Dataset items
= = = = =

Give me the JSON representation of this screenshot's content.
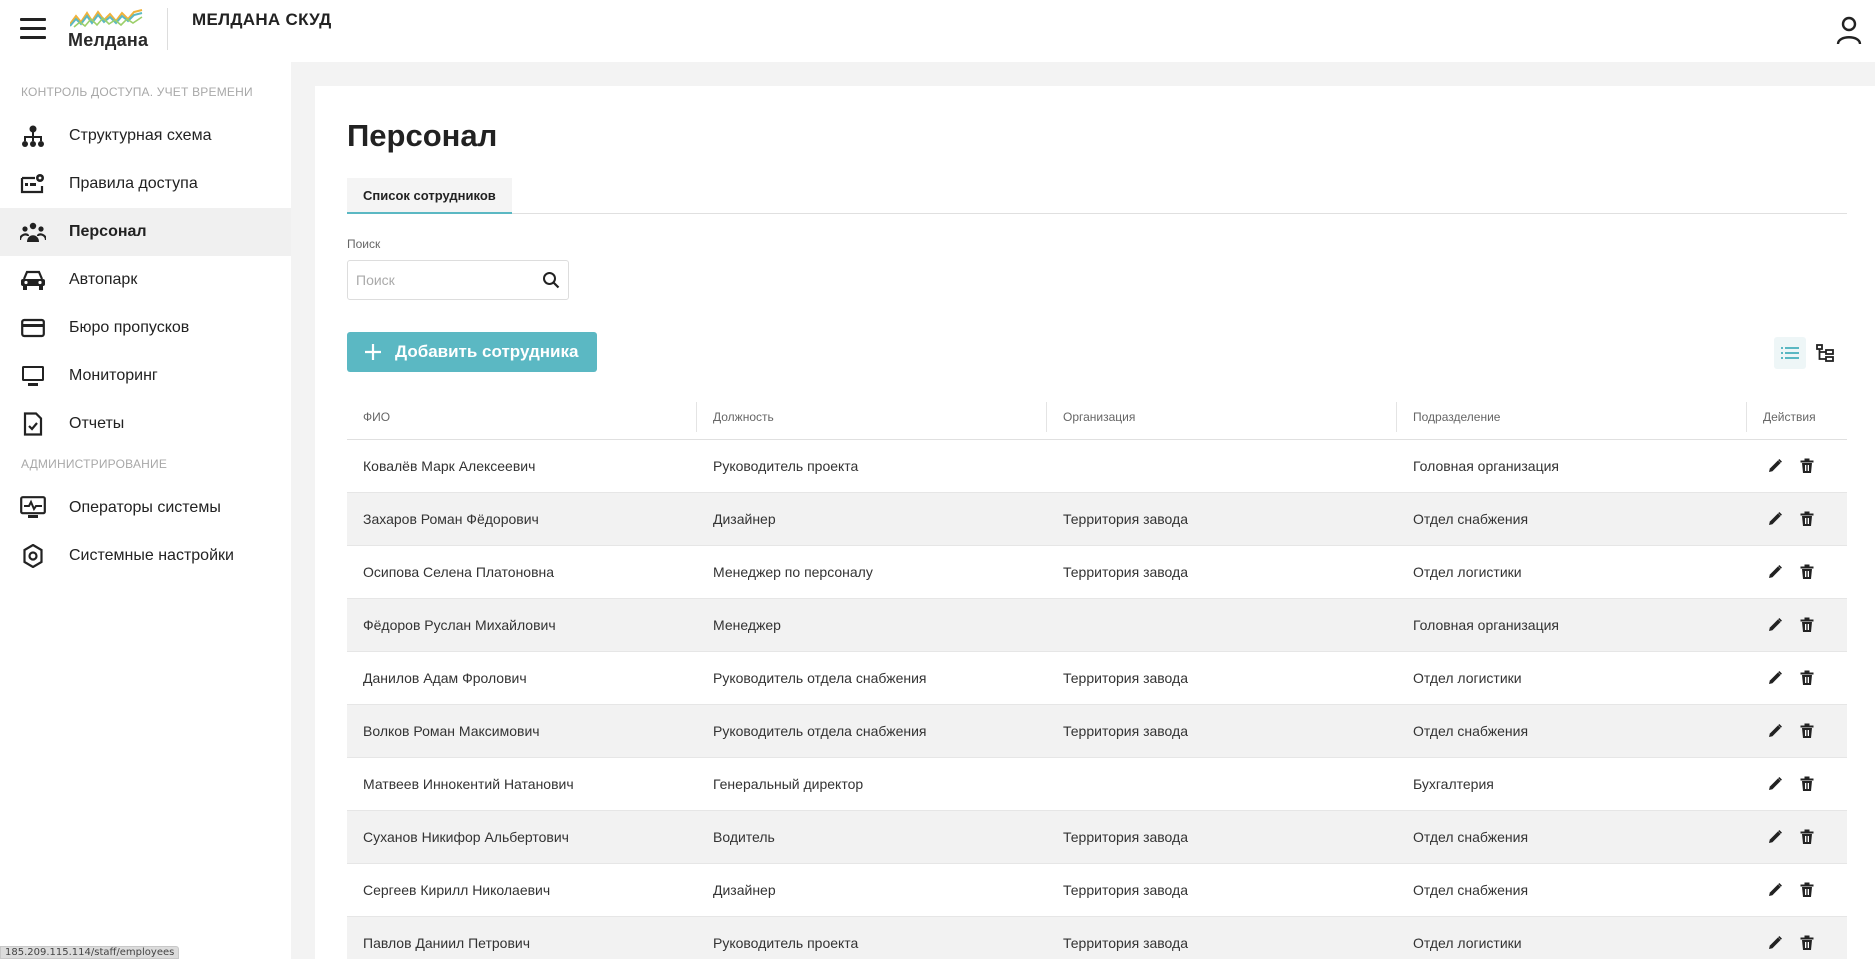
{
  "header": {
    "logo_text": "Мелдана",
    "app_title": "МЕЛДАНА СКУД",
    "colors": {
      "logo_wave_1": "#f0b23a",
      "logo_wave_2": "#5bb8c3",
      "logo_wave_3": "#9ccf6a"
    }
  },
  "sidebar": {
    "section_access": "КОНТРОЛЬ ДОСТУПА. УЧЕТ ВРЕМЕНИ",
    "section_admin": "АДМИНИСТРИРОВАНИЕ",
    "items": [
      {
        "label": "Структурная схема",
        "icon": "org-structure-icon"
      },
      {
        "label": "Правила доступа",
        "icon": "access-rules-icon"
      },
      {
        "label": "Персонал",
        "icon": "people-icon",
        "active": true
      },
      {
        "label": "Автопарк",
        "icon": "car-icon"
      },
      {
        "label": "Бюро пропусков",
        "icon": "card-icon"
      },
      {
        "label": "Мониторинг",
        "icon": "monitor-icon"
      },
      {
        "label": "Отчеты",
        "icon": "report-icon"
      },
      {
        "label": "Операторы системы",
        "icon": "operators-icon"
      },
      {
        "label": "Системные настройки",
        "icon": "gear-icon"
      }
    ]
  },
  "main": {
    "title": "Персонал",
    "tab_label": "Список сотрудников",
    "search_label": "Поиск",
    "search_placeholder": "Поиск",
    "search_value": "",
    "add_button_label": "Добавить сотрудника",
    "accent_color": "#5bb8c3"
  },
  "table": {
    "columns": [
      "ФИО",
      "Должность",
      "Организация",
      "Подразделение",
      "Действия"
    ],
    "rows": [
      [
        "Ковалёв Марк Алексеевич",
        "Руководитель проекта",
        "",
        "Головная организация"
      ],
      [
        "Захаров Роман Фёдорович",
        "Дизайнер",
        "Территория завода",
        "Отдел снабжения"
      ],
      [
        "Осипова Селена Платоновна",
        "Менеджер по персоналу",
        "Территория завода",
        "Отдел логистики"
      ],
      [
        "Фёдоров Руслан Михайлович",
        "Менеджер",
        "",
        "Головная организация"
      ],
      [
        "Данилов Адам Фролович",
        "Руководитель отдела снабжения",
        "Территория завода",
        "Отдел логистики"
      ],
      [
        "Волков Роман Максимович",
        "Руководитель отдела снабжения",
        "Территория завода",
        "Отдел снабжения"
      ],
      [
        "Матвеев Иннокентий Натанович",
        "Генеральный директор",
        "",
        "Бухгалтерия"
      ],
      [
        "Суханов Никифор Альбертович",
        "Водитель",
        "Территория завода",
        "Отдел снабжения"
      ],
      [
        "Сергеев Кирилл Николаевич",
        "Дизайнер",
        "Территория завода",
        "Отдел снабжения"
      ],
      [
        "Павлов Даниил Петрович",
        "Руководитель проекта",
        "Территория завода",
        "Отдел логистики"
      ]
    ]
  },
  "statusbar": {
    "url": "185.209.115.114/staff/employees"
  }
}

= = = = =

*YOUR INSTRUCTIONS*
Quote every entry exactly, with the pictures omitted.

*SOLUTION TO THIS TASK*
Give me the JSON representation of this screenshot's content.
{
  "header": {
    "logo_text": "Мелдана",
    "app_title": "МЕЛДАНА СКУД",
    "colors": {
      "logo_wave_1": "#f0b23a",
      "logo_wave_2": "#5bb8c3",
      "logo_wave_3": "#9ccf6a"
    }
  },
  "sidebar": {
    "section_access": "КОНТРОЛЬ ДОСТУПА. УЧЕТ ВРЕМЕНИ",
    "section_admin": "АДМИНИСТРИРОВАНИЕ",
    "items": [
      {
        "label": "Структурная схема",
        "icon": "org-structure-icon"
      },
      {
        "label": "Правила доступа",
        "icon": "access-rules-icon"
      },
      {
        "label": "Персонал",
        "icon": "people-icon",
        "active": true
      },
      {
        "label": "Автопарк",
        "icon": "car-icon"
      },
      {
        "label": "Бюро пропусков",
        "icon": "card-icon"
      },
      {
        "label": "Мониторинг",
        "icon": "monitor-icon"
      },
      {
        "label": "Отчеты",
        "icon": "report-icon"
      },
      {
        "label": "Операторы системы",
        "icon": "operators-icon"
      },
      {
        "label": "Системные настройки",
        "icon": "gear-icon"
      }
    ]
  },
  "main": {
    "title": "Персонал",
    "tab_label": "Список сотрудников",
    "search_label": "Поиск",
    "search_placeholder": "Поиск",
    "search_value": "",
    "add_button_label": "Добавить сотрудника",
    "accent_color": "#5bb8c3"
  },
  "table": {
    "columns": [
      "ФИО",
      "Должность",
      "Организация",
      "Подразделение",
      "Действия"
    ],
    "rows": [
      [
        "Ковалёв Марк Алексеевич",
        "Руководитель проекта",
        "",
        "Головная организация"
      ],
      [
        "Захаров Роман Фёдорович",
        "Дизайнер",
        "Территория завода",
        "Отдел снабжения"
      ],
      [
        "Осипова Селена Платоновна",
        "Менеджер по персоналу",
        "Территория завода",
        "Отдел логистики"
      ],
      [
        "Фёдоров Руслан Михайлович",
        "Менеджер",
        "",
        "Головная организация"
      ],
      [
        "Данилов Адам Фролович",
        "Руководитель отдела снабжения",
        "Территория завода",
        "Отдел логистики"
      ],
      [
        "Волков Роман Максимович",
        "Руководитель отдела снабжения",
        "Территория завода",
        "Отдел снабжения"
      ],
      [
        "Матвеев Иннокентий Натанович",
        "Генеральный директор",
        "",
        "Бухгалтерия"
      ],
      [
        "Суханов Никифор Альбертович",
        "Водитель",
        "Территория завода",
        "Отдел снабжения"
      ],
      [
        "Сергеев Кирилл Николаевич",
        "Дизайнер",
        "Территория завода",
        "Отдел снабжения"
      ],
      [
        "Павлов Даниил Петрович",
        "Руководитель проекта",
        "Территория завода",
        "Отдел логистики"
      ]
    ]
  },
  "statusbar": {
    "url": "185.209.115.114/staff/employees"
  }
}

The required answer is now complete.